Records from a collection

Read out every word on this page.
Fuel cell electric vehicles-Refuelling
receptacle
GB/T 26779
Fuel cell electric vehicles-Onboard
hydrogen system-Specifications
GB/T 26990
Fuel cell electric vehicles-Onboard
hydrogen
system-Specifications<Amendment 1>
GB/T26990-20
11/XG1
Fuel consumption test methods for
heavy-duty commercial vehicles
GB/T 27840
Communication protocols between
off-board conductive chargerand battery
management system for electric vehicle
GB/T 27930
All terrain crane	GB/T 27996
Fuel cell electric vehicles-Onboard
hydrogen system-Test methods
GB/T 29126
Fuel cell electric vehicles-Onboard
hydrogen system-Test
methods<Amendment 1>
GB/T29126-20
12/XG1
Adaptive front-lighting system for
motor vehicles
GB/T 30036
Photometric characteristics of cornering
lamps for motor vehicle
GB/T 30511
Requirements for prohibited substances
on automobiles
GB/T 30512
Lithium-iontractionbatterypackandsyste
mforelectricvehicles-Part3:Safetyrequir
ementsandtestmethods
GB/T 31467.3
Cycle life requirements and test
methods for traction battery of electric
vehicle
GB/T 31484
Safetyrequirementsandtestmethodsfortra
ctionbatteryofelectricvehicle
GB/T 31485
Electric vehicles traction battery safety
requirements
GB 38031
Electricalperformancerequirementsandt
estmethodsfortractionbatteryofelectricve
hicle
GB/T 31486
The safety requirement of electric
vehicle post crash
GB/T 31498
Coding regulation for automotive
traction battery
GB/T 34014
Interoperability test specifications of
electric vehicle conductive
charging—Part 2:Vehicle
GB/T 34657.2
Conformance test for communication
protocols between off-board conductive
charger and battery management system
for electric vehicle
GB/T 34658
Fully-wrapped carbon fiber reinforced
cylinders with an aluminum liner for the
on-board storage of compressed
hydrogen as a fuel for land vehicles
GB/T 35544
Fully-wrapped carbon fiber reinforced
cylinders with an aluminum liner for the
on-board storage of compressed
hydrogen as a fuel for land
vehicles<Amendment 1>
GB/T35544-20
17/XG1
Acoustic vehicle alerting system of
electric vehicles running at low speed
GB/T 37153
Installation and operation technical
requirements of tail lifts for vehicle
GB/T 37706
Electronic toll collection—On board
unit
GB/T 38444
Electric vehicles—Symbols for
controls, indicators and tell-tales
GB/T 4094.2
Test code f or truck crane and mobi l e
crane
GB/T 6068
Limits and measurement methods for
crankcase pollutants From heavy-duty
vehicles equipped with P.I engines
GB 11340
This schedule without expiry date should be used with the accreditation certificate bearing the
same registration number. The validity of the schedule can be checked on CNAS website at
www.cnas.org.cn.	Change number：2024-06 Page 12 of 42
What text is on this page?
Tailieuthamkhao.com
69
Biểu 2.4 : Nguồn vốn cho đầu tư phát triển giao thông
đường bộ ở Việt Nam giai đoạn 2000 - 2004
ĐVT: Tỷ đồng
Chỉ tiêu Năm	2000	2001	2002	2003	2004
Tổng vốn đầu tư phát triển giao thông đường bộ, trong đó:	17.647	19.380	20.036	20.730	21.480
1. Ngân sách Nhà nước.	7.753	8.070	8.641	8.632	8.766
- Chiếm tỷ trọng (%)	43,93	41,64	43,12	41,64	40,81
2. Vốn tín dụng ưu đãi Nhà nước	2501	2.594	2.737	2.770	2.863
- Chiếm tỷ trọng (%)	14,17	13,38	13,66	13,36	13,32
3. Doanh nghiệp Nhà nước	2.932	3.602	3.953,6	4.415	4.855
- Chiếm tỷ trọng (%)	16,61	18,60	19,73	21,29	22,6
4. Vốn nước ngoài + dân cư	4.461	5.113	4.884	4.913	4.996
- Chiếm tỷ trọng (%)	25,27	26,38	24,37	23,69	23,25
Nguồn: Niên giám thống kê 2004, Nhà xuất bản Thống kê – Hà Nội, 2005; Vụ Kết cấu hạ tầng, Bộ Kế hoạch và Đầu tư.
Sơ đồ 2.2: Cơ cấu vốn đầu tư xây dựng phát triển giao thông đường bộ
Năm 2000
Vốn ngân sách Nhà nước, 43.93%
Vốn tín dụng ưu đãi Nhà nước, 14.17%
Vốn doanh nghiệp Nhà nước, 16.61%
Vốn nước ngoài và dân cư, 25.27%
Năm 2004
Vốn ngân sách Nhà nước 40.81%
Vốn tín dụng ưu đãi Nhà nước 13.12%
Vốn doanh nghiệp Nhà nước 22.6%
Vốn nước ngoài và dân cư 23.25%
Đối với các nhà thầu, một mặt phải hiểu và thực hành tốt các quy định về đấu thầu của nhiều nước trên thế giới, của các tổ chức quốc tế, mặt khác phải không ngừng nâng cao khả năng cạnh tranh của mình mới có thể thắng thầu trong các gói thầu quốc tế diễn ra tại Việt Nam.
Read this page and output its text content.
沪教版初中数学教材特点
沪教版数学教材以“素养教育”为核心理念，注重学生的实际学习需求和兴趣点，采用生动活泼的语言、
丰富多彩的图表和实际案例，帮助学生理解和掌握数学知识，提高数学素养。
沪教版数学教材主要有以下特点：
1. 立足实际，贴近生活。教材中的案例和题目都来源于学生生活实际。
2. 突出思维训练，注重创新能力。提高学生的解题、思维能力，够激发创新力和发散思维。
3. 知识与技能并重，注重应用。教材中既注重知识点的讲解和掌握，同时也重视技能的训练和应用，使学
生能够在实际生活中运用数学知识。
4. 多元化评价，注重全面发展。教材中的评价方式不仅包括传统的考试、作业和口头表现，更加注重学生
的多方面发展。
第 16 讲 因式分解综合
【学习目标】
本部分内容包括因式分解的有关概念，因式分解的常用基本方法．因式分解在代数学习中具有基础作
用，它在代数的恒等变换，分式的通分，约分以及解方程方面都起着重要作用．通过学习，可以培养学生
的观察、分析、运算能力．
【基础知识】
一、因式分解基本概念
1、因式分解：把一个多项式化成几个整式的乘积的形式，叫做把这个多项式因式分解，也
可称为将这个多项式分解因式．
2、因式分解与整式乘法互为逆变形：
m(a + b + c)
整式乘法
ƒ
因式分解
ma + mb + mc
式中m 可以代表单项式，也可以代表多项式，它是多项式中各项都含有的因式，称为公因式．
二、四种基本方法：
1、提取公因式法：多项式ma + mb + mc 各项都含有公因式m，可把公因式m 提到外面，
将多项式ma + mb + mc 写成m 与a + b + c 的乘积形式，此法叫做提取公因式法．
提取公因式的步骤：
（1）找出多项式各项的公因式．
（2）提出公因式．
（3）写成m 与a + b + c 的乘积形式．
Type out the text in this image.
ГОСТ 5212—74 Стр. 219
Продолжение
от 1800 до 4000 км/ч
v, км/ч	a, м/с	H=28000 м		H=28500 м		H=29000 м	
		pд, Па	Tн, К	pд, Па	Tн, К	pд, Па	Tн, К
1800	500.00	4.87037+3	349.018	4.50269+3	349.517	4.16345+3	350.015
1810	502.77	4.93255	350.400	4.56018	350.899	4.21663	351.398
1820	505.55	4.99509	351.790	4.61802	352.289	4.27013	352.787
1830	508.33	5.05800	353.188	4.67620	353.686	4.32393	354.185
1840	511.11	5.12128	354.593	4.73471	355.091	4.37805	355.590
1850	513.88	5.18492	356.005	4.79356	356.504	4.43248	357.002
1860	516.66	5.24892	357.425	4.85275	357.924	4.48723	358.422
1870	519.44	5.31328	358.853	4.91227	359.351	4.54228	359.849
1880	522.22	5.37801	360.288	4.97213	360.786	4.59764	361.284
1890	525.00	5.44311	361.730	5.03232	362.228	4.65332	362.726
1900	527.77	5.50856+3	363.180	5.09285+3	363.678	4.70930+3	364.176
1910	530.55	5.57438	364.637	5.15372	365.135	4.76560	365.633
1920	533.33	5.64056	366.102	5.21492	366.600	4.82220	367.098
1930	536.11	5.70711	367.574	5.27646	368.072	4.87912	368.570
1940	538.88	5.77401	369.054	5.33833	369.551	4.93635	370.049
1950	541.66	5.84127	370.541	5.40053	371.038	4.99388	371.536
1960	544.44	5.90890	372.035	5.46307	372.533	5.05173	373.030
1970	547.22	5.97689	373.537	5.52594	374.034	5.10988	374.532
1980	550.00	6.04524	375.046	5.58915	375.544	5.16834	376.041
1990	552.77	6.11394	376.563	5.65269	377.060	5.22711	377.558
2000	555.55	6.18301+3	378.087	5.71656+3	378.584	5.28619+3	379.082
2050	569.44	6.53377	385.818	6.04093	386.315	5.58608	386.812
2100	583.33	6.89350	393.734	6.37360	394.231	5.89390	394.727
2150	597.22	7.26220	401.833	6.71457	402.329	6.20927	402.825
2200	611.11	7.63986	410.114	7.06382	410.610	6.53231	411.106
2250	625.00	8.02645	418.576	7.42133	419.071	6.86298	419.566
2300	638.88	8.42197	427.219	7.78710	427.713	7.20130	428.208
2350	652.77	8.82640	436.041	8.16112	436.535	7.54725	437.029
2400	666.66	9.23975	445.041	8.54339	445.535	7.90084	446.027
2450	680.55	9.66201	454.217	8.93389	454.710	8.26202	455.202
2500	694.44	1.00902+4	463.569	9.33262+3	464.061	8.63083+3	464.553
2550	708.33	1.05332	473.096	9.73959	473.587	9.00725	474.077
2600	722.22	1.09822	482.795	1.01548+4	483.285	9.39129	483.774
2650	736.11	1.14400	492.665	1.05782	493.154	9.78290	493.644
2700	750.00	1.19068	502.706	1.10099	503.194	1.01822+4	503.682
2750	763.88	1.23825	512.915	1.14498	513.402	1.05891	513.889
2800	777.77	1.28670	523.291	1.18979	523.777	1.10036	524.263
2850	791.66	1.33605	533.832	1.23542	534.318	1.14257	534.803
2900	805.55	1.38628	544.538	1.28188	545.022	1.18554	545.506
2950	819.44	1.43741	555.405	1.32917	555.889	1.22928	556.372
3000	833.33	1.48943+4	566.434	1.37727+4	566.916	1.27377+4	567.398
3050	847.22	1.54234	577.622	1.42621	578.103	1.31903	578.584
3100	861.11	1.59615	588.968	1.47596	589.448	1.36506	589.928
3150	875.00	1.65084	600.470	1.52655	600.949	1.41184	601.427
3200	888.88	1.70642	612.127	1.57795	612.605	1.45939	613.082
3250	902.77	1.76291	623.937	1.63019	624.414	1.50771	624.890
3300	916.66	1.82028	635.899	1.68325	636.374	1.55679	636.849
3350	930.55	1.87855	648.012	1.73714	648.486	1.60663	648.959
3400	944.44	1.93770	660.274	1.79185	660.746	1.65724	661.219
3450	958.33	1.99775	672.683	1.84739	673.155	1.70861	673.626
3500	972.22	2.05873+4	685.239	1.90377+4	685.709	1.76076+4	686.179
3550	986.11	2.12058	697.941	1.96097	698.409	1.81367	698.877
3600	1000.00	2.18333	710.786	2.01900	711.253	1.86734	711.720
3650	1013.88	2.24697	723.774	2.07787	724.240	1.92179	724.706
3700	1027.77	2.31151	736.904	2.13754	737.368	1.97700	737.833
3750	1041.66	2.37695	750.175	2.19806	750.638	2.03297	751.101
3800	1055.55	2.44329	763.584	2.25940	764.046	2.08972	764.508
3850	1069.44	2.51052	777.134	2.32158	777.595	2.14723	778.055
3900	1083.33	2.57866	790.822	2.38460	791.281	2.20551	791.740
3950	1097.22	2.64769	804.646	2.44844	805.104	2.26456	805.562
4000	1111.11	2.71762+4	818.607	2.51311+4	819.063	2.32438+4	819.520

▶ _The task_:
Gather, from the listing above, every line carrying the word "hydrogen".

▶ _Task solution_:
hydrogen system-Specifications
hydrogen
hydrogen system-Test methods
hydrogen system-Test
hydrogen as a fuel for land vehicles
hydrogen as a fuel for land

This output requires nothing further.